#### TASK DIRECTIONS:
Reproduce all of the data below word for word, leaving the pictures out of your answer.

#### Layout data:
=-=-=-=-=
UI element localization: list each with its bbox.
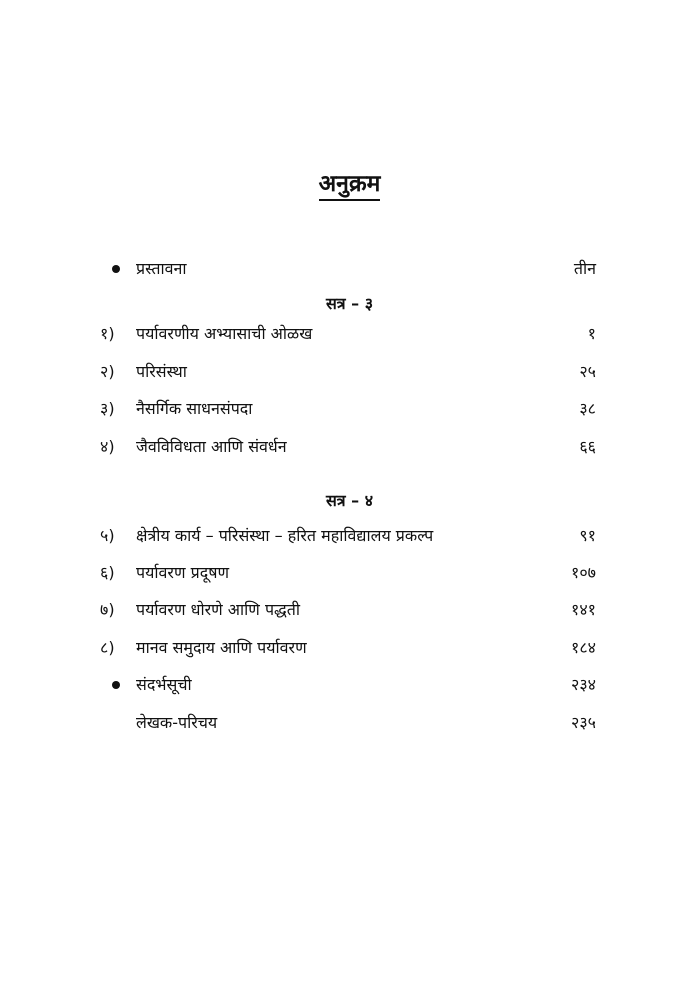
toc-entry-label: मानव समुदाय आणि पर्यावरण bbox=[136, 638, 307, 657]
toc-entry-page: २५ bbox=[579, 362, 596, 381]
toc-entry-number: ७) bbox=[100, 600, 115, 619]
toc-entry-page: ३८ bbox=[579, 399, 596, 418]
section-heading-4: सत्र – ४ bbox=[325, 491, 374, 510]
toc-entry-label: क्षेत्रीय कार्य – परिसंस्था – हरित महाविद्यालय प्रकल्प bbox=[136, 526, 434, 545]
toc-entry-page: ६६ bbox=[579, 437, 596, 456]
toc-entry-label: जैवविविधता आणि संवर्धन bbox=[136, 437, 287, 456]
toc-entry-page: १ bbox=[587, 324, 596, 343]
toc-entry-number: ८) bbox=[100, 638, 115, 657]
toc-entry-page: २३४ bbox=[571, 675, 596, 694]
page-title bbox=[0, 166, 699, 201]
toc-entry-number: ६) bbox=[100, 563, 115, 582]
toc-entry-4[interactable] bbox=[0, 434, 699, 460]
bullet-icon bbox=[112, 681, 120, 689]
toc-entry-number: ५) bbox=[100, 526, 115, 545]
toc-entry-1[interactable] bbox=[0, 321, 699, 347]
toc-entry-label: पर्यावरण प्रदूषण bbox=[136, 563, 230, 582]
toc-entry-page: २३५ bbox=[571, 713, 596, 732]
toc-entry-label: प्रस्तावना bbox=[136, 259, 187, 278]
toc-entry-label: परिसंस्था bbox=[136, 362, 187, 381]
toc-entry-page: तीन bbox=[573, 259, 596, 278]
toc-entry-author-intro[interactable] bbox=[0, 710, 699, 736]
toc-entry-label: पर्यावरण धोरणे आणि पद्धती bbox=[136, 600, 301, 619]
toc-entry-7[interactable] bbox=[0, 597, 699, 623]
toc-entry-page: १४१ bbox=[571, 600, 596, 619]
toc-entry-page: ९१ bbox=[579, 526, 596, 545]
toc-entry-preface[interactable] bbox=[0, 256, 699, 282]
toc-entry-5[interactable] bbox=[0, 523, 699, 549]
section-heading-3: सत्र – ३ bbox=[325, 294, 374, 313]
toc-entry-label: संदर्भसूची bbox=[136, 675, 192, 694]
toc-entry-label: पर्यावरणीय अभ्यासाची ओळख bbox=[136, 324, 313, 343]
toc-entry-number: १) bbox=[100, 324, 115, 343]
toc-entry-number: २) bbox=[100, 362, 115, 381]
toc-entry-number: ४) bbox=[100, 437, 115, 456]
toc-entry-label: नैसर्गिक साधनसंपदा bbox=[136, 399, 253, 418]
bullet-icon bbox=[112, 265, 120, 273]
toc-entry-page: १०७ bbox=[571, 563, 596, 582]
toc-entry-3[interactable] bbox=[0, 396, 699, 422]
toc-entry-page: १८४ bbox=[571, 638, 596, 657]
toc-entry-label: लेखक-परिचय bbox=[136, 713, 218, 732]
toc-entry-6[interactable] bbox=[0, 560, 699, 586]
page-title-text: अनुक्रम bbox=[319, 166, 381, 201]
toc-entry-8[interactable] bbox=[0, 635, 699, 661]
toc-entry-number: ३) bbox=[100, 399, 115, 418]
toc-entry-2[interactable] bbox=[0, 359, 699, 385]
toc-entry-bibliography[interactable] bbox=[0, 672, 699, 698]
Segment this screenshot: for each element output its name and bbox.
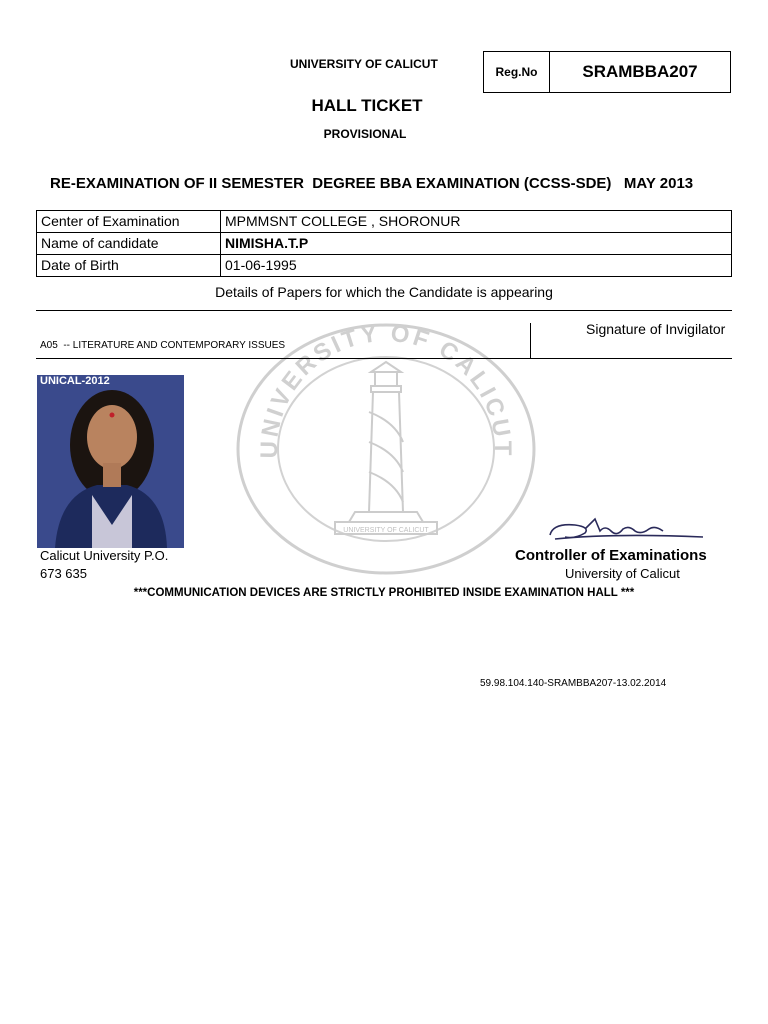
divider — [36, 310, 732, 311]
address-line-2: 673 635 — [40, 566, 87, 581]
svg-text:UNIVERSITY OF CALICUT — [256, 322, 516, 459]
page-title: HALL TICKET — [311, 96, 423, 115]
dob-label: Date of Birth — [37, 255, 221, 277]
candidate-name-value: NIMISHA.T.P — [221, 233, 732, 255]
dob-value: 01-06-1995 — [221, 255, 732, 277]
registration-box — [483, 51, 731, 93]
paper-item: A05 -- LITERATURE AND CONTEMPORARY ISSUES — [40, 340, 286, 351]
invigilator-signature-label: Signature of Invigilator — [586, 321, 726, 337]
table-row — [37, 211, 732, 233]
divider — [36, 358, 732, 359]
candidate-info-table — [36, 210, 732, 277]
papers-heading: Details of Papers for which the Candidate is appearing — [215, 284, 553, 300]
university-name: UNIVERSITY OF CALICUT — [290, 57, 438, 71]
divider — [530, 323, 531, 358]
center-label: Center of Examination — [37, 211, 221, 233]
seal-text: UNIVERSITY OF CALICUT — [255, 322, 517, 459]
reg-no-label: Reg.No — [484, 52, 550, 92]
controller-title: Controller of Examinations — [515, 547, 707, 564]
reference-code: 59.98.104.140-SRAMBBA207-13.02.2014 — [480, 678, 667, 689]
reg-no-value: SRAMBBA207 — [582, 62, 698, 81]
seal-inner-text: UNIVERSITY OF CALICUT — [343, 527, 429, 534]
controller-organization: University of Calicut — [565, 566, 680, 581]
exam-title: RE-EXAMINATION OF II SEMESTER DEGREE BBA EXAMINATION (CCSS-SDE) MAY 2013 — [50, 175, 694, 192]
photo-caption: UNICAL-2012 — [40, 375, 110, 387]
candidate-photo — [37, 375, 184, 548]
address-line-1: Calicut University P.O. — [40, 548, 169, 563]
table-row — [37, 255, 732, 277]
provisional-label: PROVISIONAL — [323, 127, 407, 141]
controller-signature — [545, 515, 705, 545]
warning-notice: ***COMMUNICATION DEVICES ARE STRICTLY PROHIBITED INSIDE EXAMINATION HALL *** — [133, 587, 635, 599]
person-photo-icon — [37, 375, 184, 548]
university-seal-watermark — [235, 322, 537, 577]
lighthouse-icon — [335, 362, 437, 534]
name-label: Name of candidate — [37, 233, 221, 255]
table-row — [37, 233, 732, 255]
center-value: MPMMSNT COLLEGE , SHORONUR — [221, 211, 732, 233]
=-=-=-=-=
#### RESPONSE TO THE EXERCISE:
UI element localization: list each with its bbox.
toc-entry-label: मानव समुदाय आणि पर्यावरण bbox=[136, 638, 307, 657]
toc-entry-page: २५ bbox=[579, 362, 596, 381]
toc-entry-number: ७) bbox=[100, 600, 115, 619]
toc-entry-page: ३८ bbox=[579, 399, 596, 418]
section-heading-4: सत्र – ४ bbox=[325, 491, 374, 510]
toc-entry-label: क्षेत्रीय कार्य – परिसंस्था – हरित महाविद्यालय प्रकल्प bbox=[136, 526, 434, 545]
toc-entry-page: ६६ bbox=[579, 437, 596, 456]
toc-entry-label: जैवविविधता आणि संवर्धन bbox=[136, 437, 287, 456]
toc-entry-page: १ bbox=[587, 324, 596, 343]
toc-entry-number: ८) bbox=[100, 638, 115, 657]
toc-entry-page: २३४ bbox=[571, 675, 596, 694]
page-title bbox=[0, 166, 699, 201]
toc-entry-number: ६) bbox=[100, 563, 115, 582]
toc-entry-4[interactable] bbox=[0, 434, 699, 460]
bullet-icon bbox=[112, 681, 120, 689]
toc-entry-number: ५) bbox=[100, 526, 115, 545]
toc-entry-1[interactable] bbox=[0, 321, 699, 347]
toc-entry-label: पर्यावरण प्रदूषण bbox=[136, 563, 230, 582]
toc-entry-page: २३५ bbox=[571, 713, 596, 732]
toc-entry-label: प्रस्तावना bbox=[136, 259, 187, 278]
toc-entry-label: परिसंस्था bbox=[136, 362, 187, 381]
toc-entry-page: तीन bbox=[573, 259, 596, 278]
toc-entry-author-intro[interactable] bbox=[0, 710, 699, 736]
toc-entry-label: पर्यावरण धोरणे आणि पद्धती bbox=[136, 600, 301, 619]
toc-entry-7[interactable] bbox=[0, 597, 699, 623]
toc-entry-page: १४१ bbox=[571, 600, 596, 619]
toc-entry-page: ९१ bbox=[579, 526, 596, 545]
toc-entry-preface[interactable] bbox=[0, 256, 699, 282]
toc-entry-5[interactable] bbox=[0, 523, 699, 549]
section-heading-3: सत्र – ३ bbox=[325, 294, 374, 313]
toc-entry-label: संदर्भसूची bbox=[136, 675, 192, 694]
toc-entry-label: पर्यावरणीय अभ्यासाची ओळख bbox=[136, 324, 313, 343]
toc-entry-number: १) bbox=[100, 324, 115, 343]
toc-entry-number: २) bbox=[100, 362, 115, 381]
toc-entry-number: ४) bbox=[100, 437, 115, 456]
toc-entry-label: नैसर्गिक साधनसंपदा bbox=[136, 399, 253, 418]
bullet-icon bbox=[112, 265, 120, 273]
toc-entry-page: १०७ bbox=[571, 563, 596, 582]
toc-entry-3[interactable] bbox=[0, 396, 699, 422]
toc-entry-page: १८४ bbox=[571, 638, 596, 657]
toc-entry-label: लेखक-परिचय bbox=[136, 713, 218, 732]
toc-entry-6[interactable] bbox=[0, 560, 699, 586]
page-title-text: अनुक्रम bbox=[319, 166, 381, 201]
toc-entry-8[interactable] bbox=[0, 635, 699, 661]
toc-entry-number: ३) bbox=[100, 399, 115, 418]
toc-entry-2[interactable] bbox=[0, 359, 699, 385]
toc-entry-bibliography[interactable] bbox=[0, 672, 699, 698]
Segment this screenshot: for each element output its name and bbox.
divider — [36, 310, 732, 311]
address-line-2: 673 635 — [40, 566, 87, 581]
svg-text:UNIVERSITY OF CALICUT — [256, 322, 516, 459]
page-title: HALL TICKET — [311, 96, 423, 115]
dob-label: Date of Birth — [37, 255, 221, 277]
candidate-name-value: NIMISHA.T.P — [221, 233, 732, 255]
dob-value: 01-06-1995 — [221, 255, 732, 277]
registration-box — [483, 51, 731, 93]
paper-item: A05 -- LITERATURE AND CONTEMPORARY ISSUES — [40, 340, 286, 351]
invigilator-signature-label: Signature of Invigilator — [586, 321, 726, 337]
table-row — [37, 211, 732, 233]
divider — [36, 358, 732, 359]
candidate-info-table — [36, 210, 732, 277]
papers-heading: Details of Papers for which the Candidate is appearing — [215, 284, 553, 300]
university-name: UNIVERSITY OF CALICUT — [290, 57, 438, 71]
divider — [530, 323, 531, 358]
center-label: Center of Examination — [37, 211, 221, 233]
seal-text: UNIVERSITY OF CALICUT — [255, 322, 517, 459]
reg-no-label: Reg.No — [484, 52, 550, 92]
controller-title: Controller of Examinations — [515, 547, 707, 564]
reference-code: 59.98.104.140-SRAMBBA207-13.02.2014 — [480, 678, 667, 689]
reg-no-value: SRAMBBA207 — [582, 62, 698, 81]
seal-inner-text: UNIVERSITY OF CALICUT — [343, 527, 429, 534]
controller-organization: University of Calicut — [565, 566, 680, 581]
exam-title: RE-EXAMINATION OF II SEMESTER DEGREE BBA EXAMINATION (CCSS-SDE) MAY 2013 — [50, 175, 694, 192]
photo-caption: UNICAL-2012 — [40, 375, 110, 387]
candidate-photo — [37, 375, 184, 548]
address-line-1: Calicut University P.O. — [40, 548, 169, 563]
table-row — [37, 255, 732, 277]
provisional-label: PROVISIONAL — [323, 127, 407, 141]
controller-signature — [545, 515, 705, 545]
warning-notice: ***COMMUNICATION DEVICES ARE STRICTLY PROHIBITED INSIDE EXAMINATION HALL *** — [133, 587, 635, 599]
person-photo-icon — [37, 375, 184, 548]
university-seal-watermark — [235, 322, 537, 577]
lighthouse-icon — [335, 362, 437, 534]
name-label: Name of candidate — [37, 233, 221, 255]
table-row — [37, 233, 732, 255]
center-value: MPMMSNT COLLEGE , SHORONUR — [221, 211, 732, 233]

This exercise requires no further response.